Dataset items:
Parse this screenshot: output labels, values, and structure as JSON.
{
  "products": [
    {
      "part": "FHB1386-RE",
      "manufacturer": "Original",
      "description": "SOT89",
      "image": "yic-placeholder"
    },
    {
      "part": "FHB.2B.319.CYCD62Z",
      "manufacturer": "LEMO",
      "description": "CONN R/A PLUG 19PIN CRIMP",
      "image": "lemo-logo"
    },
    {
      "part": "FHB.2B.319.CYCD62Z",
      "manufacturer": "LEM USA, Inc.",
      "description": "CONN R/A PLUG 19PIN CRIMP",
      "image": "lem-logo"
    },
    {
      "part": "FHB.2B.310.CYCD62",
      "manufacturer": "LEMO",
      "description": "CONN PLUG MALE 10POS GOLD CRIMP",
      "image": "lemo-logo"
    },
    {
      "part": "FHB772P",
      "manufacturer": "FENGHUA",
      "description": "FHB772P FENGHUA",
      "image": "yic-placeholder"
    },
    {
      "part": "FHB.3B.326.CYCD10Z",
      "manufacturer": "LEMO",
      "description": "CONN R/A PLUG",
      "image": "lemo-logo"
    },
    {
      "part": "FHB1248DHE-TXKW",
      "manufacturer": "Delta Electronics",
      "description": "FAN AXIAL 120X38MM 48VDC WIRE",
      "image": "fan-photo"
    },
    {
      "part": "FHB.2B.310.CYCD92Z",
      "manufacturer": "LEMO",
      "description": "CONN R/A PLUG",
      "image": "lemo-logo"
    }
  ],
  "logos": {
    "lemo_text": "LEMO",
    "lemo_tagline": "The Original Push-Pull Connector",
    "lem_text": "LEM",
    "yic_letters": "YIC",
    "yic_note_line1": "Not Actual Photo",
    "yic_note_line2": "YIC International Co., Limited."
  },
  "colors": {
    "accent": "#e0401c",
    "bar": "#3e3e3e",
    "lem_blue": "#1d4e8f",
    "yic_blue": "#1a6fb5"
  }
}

### Stated problem
Search the entries for the word "Original" and gather every line where it appears.

### Answer to the problem
      "manufacturer": "Original",
    "lemo_tagline": "The Original Push-Pull Connector",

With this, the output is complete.